#### Fragmento de lectura
_ _ _ _ _

En ese deseo se centraba su principal preocupación. Como escribía Núñez de Arce, corresponsal de La Iberia en aquella guerra, Prim estaba enormemente contento por la presencia de sus paisanos, en los cuales veía la expresión de la solidaridad y el patriotismo de su tierra; deseaba que, por encima de todo, cumplieran como buenos, que fueran dignos de sus hermanos de armas. En un momento de su discurso volvió a la prolongación lógica de su sentimiento catalanista. Al referirse a O’Donnell le alaba porque «ha sabido levantar a nuestra España de la postración en que yacía... y que sus hijos, dignos herederos de su antigua poesía, son capaces de hacer por la patria todo cuanto humanamente pueden hacer los hombres».

España y Cataluña, la patria grande y la patria chica, sin distinción posible. Palabras en catalán que algunos de los presentes entienden y otros no, pero que todos los que las escuchan sienten emocionados porque Prim habló allí con un lenguaje universal, el del corazón. Pérez Calvo escribía al respecto: «He conocido y he oído a oradores muy notables, tanto en nuestro país como en el extranjero, pero no he visto en ninguno reunido tanto vigor, tanta pasión, facilidad tan grande, ni frases tan sentidas, ni pensamientos tan tiernos y elevados, y esto sin preparación...». Al día siguiente condujo a sus hombres a la conquista del campamento de Muley al Abbas y entre los soldados que aquel 4 de febrero ganaron la batalla de Tetuán figuraron, sin desdoro, para satisfacción del conde de Reus, los voluntarios catalanes, que a falta de mayor instrucción y preparación militar, llevaban en el alma sus palabras de la víspera. Fueron estos mismos los que en la mañana del 5 de febrero de 1860 colocaron en lo alto de la alcazaba de Tetuán la primera bandera española.

_ _ _ _ _

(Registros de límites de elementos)
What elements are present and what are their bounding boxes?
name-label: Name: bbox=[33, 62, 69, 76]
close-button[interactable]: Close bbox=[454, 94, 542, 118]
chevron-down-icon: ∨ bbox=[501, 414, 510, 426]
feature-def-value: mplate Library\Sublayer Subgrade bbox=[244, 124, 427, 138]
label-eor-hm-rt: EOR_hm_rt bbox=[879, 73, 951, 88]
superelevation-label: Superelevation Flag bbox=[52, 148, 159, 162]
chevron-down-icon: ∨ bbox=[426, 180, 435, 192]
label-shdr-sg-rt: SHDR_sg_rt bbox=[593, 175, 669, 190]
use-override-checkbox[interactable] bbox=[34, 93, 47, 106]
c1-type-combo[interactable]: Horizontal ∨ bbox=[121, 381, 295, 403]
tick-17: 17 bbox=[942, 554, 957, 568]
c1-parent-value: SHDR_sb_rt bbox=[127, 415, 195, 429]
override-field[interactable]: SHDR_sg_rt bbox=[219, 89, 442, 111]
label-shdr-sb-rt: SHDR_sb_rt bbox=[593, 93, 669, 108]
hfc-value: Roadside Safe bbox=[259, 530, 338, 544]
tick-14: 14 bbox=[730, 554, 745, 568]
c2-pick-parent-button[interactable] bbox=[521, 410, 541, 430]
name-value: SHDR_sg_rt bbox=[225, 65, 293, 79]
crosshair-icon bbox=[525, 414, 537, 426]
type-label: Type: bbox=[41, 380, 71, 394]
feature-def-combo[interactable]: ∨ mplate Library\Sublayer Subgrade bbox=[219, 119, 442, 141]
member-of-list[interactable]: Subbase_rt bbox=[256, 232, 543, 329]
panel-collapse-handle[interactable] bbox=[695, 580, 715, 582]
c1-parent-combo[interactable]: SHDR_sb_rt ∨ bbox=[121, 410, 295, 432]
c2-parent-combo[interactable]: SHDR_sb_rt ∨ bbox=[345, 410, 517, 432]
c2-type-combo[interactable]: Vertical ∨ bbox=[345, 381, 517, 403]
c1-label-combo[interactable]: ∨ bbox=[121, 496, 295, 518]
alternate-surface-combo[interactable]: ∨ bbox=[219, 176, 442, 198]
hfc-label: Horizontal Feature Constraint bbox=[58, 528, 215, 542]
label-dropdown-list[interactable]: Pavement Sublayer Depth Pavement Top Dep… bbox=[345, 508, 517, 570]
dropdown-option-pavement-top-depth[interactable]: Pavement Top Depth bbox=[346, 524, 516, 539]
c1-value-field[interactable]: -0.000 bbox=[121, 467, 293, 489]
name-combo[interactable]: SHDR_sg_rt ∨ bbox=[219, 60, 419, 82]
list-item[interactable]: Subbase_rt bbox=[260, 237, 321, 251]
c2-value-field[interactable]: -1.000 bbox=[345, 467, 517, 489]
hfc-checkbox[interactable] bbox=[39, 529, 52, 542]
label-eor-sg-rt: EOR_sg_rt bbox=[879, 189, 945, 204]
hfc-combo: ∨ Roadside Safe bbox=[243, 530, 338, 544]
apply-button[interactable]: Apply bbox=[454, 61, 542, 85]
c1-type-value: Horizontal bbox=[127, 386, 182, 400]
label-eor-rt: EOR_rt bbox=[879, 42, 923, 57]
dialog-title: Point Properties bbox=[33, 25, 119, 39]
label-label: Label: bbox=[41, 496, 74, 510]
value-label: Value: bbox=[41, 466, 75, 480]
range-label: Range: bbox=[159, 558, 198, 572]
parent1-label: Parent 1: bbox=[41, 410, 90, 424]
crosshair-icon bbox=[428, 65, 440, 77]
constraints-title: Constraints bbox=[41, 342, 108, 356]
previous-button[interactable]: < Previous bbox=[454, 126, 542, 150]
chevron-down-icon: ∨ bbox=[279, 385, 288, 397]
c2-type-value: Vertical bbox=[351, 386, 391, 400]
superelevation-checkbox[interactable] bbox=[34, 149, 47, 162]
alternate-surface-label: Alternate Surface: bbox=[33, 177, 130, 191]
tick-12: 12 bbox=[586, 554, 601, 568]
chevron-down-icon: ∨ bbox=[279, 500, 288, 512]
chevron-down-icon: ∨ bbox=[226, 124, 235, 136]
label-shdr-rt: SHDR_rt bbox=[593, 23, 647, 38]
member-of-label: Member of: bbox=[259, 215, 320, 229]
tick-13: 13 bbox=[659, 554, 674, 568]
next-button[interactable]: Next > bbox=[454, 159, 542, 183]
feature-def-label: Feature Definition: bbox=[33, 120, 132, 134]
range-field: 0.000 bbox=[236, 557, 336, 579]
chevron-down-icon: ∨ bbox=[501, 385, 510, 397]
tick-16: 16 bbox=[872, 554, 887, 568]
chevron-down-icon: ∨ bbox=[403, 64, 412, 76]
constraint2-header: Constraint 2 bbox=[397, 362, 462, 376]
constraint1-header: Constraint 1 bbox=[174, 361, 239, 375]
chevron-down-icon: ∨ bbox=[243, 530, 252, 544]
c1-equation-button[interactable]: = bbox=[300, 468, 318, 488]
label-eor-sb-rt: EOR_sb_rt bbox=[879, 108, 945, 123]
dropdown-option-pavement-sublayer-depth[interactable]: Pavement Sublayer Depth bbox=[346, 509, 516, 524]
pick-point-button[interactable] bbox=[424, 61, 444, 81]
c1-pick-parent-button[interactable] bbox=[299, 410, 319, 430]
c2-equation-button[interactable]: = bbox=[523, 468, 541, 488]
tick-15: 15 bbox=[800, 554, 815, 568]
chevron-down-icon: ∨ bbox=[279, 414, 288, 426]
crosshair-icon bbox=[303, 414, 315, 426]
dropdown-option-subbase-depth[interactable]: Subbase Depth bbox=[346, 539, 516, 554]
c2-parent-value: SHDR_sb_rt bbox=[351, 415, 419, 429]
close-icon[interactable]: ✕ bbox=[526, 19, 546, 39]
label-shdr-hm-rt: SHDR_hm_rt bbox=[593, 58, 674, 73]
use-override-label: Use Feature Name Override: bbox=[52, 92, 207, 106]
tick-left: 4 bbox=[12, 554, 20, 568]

_ _ _ _ _

#### Tarea planteada
Según el fragmento de lectura, ¿qué colocaron los voluntarios catalanes en lo alto de la alcazaba de Tetuán en la mañana del 5 de febrero de 1860? Las entradas no hacen falta para resolver lo que se pide.

#### Resultado
La primera bandera española.